What the task requires: Return every record in full. Match each one exactly.

Data for processing:
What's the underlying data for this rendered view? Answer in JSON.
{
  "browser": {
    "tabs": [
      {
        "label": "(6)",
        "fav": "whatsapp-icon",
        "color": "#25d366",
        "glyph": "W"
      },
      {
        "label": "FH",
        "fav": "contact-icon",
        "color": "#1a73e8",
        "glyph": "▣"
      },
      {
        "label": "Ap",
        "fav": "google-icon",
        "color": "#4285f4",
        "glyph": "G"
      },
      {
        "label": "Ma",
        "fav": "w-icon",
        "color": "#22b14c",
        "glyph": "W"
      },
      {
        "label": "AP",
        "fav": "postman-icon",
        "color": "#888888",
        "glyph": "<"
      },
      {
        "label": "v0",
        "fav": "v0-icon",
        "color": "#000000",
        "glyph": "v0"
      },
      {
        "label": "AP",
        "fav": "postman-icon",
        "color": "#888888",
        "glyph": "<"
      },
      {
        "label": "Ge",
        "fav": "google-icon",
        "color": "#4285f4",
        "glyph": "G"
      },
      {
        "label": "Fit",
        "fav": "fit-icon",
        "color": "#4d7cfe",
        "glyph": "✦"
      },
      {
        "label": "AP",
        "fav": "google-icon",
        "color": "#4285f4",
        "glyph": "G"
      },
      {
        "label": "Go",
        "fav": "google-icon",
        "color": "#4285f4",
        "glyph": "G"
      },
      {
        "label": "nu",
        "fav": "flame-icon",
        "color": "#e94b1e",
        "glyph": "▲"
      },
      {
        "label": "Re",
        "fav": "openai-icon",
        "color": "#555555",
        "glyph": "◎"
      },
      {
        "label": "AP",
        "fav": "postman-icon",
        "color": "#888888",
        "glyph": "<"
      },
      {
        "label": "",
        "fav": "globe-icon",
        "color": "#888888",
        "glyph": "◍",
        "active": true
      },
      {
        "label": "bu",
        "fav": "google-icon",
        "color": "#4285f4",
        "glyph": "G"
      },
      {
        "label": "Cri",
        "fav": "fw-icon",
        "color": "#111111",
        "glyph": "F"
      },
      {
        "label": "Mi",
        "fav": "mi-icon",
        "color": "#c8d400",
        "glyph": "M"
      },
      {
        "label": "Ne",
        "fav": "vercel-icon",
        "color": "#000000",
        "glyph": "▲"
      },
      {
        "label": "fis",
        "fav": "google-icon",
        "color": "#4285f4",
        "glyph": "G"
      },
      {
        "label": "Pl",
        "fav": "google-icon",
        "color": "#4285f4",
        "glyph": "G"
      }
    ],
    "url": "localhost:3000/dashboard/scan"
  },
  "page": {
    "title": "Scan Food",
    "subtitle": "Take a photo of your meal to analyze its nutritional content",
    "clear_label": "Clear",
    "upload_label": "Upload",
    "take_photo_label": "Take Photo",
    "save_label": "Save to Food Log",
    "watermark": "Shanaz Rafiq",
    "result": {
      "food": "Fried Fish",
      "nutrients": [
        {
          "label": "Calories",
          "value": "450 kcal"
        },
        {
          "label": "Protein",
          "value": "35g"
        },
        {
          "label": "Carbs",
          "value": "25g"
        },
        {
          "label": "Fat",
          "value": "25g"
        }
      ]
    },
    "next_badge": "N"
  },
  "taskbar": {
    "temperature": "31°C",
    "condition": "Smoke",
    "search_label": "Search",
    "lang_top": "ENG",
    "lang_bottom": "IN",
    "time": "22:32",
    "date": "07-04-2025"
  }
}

Answer for this exercise:
What's the underlying data for this rendered view? Answer in JSON.
{
  "browser": {
    "tabs": [
      {
        "label": "(6)",
        "fav": "whatsapp-icon",
        "color": "#25d366",
        "glyph": "W"
      },
      {
        "label": "FH",
        "fav": "contact-icon",
        "color": "#1a73e8",
        "glyph": "▣"
      },
      {
        "label": "Ap",
        "fav": "google-icon",
        "color": "#4285f4",
        "glyph": "G"
      },
      {
        "label": "Ma",
        "fav": "w-icon",
        "color": "#22b14c",
        "glyph": "W"
      },
      {
        "label": "AP",
        "fav": "postman-icon",
        "color": "#888888",
        "glyph": "<"
      },
      {
        "label": "v0",
        "fav": "v0-icon",
        "color": "#000000",
        "glyph": "v0"
      },
      {
        "label": "AP",
        "fav": "postman-icon",
        "color": "#888888",
        "glyph": "<"
      },
      {
        "label": "Ge",
        "fav": "google-icon",
        "color": "#4285f4",
        "glyph": "G"
      },
      {
        "label": "Fit",
        "fav": "fit-icon",
        "color": "#4d7cfe",
        "glyph": "✦"
      },
      {
        "label": "AP",
        "fav": "google-icon",
        "color": "#4285f4",
        "glyph": "G"
      },
      {
        "label": "Go",
        "fav": "google-icon",
        "color": "#4285f4",
        "glyph": "G"
      },
      {
        "label": "nu",
        "fav": "flame-icon",
        "color": "#e94b1e",
        "glyph": "▲"
      },
      {
        "label": "Re",
        "fav": "openai-icon",
        "color": "#555555",
        "glyph": "◎"
      },
      {
        "label": "AP",
        "fav": "postman-icon",
        "color": "#888888",
        "glyph": "<"
      },
      {
        "label": "",
        "fav": "globe-icon",
        "color": "#888888",
        "glyph": "◍",
        "active": true
      },
      {
        "label": "bu",
        "fav": "google-icon",
        "color": "#4285f4",
        "glyph": "G"
      },
      {
        "label": "Cri",
        "fav": "fw-icon",
        "color": "#111111",
        "glyph": "F"
      },
      {
        "label": "Mi",
        "fav": "mi-icon",
        "color": "#c8d400",
        "glyph": "M"
      },
      {
        "label": "Ne",
        "fav": "vercel-icon",
        "color": "#000000",
        "glyph": "▲"
      },
      {
        "label": "fis",
        "fav": "google-icon",
        "color": "#4285f4",
        "glyph": "G"
      },
      {
        "label": "Pl",
        "fav": "google-icon",
        "color": "#4285f4",
        "glyph": "G"
      }
    ],
    "url": "localhost:3000/dashboard/scan"
  },
  "page": {
    "title": "Scan Food",
    "subtitle": "Take a photo of your meal to analyze its nutritional content",
    "clear_label": "Clear",
    "upload_label": "Upload",
    "take_photo_label": "Take Photo",
    "save_label": "Save to Food Log",
    "watermark": "Shanaz Rafiq",
    "result": {
      "food": "Fried Fish",
      "nutrients": [
        {
          "label": "Calories",
          "value": "450 kcal"
        },
        {
          "label": "Protein",
          "value": "35g"
        },
        {
          "label": "Carbs",
          "value": "25g"
        },
        {
          "label": "Fat",
          "value": "25g"
        }
      ]
    },
    "next_badge": "N"
  },
  "taskbar": {
    "temperature": "31°C",
    "condition": "Smoke",
    "search_label": "Search",
    "lang_top": "ENG",
    "lang_bottom": "IN",
    "time": "22:32",
    "date": "07-04-2025"
  }
}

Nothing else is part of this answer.